/---
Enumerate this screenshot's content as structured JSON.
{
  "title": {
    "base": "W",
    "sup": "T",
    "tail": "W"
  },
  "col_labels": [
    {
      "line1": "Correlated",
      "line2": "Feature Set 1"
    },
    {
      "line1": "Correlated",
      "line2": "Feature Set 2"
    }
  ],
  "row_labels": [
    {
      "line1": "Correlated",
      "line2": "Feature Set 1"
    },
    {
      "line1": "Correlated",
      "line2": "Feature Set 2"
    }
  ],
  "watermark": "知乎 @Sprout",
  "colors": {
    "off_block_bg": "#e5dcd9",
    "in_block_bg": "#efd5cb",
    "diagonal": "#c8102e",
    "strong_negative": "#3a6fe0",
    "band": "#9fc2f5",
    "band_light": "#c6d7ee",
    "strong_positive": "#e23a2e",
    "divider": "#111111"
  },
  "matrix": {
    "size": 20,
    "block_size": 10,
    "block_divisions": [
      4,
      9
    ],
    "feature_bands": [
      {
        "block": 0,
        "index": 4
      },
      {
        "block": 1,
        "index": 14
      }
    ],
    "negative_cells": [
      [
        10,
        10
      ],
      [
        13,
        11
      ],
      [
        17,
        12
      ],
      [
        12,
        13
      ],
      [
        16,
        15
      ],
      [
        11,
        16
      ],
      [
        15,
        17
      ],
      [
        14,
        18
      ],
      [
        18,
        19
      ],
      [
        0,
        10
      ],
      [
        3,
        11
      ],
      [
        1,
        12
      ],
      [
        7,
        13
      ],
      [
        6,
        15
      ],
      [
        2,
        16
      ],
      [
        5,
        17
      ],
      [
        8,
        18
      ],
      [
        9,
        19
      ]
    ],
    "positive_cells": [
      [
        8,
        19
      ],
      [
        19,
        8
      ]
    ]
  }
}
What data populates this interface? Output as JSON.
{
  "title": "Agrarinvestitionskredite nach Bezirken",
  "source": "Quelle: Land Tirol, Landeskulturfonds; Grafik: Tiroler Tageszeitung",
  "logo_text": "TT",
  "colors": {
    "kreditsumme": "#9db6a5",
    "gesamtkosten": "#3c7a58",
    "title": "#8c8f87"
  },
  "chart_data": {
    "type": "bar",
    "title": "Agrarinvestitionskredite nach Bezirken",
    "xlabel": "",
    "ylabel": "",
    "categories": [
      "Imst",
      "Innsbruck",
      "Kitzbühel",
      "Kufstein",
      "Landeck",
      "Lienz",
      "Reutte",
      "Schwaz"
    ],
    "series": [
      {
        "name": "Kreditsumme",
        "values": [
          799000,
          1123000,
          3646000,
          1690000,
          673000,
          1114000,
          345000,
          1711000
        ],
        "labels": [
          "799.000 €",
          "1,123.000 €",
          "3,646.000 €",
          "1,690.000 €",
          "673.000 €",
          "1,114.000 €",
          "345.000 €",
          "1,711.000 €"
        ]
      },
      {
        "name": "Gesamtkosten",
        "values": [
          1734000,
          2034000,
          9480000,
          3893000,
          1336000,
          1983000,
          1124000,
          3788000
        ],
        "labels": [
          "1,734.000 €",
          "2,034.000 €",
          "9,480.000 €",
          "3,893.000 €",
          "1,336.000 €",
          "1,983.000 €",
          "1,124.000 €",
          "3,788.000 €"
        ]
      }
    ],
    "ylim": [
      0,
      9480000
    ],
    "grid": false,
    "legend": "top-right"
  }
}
\---
Exercise description | All of the lines above must be returned exactly.

Written response |
Enumerate this screenshot's content as structured JSON.
{
  "title": {
    "base": "W",
    "sup": "T",
    "tail": "W"
  },
  "col_labels": [
    {
      "line1": "Correlated",
      "line2": "Feature Set 1"
    },
    {
      "line1": "Correlated",
      "line2": "Feature Set 2"
    }
  ],
  "row_labels": [
    {
      "line1": "Correlated",
      "line2": "Feature Set 1"
    },
    {
      "line1": "Correlated",
      "line2": "Feature Set 2"
    }
  ],
  "watermark": "知乎 @Sprout",
  "colors": {
    "off_block_bg": "#e5dcd9",
    "in_block_bg": "#efd5cb",
    "diagonal": "#c8102e",
    "strong_negative": "#3a6fe0",
    "band": "#9fc2f5",
    "band_light": "#c6d7ee",
    "strong_positive": "#e23a2e",
    "divider": "#111111"
  },
  "matrix": {
    "size": 20,
    "block_size": 10,
    "block_divisions": [
      4,
      9
    ],
    "feature_bands": [
      {
        "block": 0,
        "index": 4
      },
      {
        "block": 1,
        "index": 14
      }
    ],
    "negative_cells": [
      [
        10,
        10
      ],
      [
        13,
        11
      ],
      [
        17,
        12
      ],
      [
        12,
        13
      ],
      [
        16,
        15
      ],
      [
        11,
        16
      ],
      [
        15,
        17
      ],
      [
        14,
        18
      ],
      [
        18,
        19
      ],
      [
        0,
        10
      ],
      [
        3,
        11
      ],
      [
        1,
        12
      ],
      [
        7,
        13
      ],
      [
        6,
        15
      ],
      [
        2,
        16
      ],
      [
        5,
        17
      ],
      [
        8,
        18
      ],
      [
        9,
        19
      ]
    ],
    "positive_cells": [
      [
        8,
        19
      ],
      [
        19,
        8
      ]
    ]
  }
}
What data populates this interface? Output as JSON.
{
  "title": "Agrarinvestitionskredite nach Bezirken",
  "source": "Quelle: Land Tirol, Landeskulturfonds; Grafik: Tiroler Tageszeitung",
  "logo_text": "TT",
  "colors": {
    "kreditsumme": "#9db6a5",
    "gesamtkosten": "#3c7a58",
    "title": "#8c8f87"
  },
  "chart_data": {
    "type": "bar",
    "title": "Agrarinvestitionskredite nach Bezirken",
    "xlabel": "",
    "ylabel": "",
    "categories": [
      "Imst",
      "Innsbruck",
      "Kitzbühel",
      "Kufstein",
      "Landeck",
      "Lienz",
      "Reutte",
      "Schwaz"
    ],
    "series": [
      {
        "name": "Kreditsumme",
        "values": [
          799000,
          1123000,
          3646000,
          1690000,
          673000,
          1114000,
          345000,
          1711000
        ],
        "labels": [
          "799.000 €",
          "1,123.000 €",
          "3,646.000 €",
          "1,690.000 €",
          "673.000 €",
          "1,114.000 €",
          "345.000 €",
          "1,711.000 €"
        ]
      },
      {
        "name": "Gesamtkosten",
        "values": [
          1734000,
          2034000,
          9480000,
          3893000,
          1336000,
          1983000,
          1124000,
          3788000
        ],
        "labels": [
          "1,734.000 €",
          "2,034.000 €",
          "9,480.000 €",
          "3,893.000 €",
          "1,336.000 €",
          "1,983.000 €",
          "1,124.000 €",
          "3,788.000 €"
        ]
      }
    ],
    "ylim": [
      0,
      9480000
    ],
    "grid": false,
    "legend": "top-right"
  }
}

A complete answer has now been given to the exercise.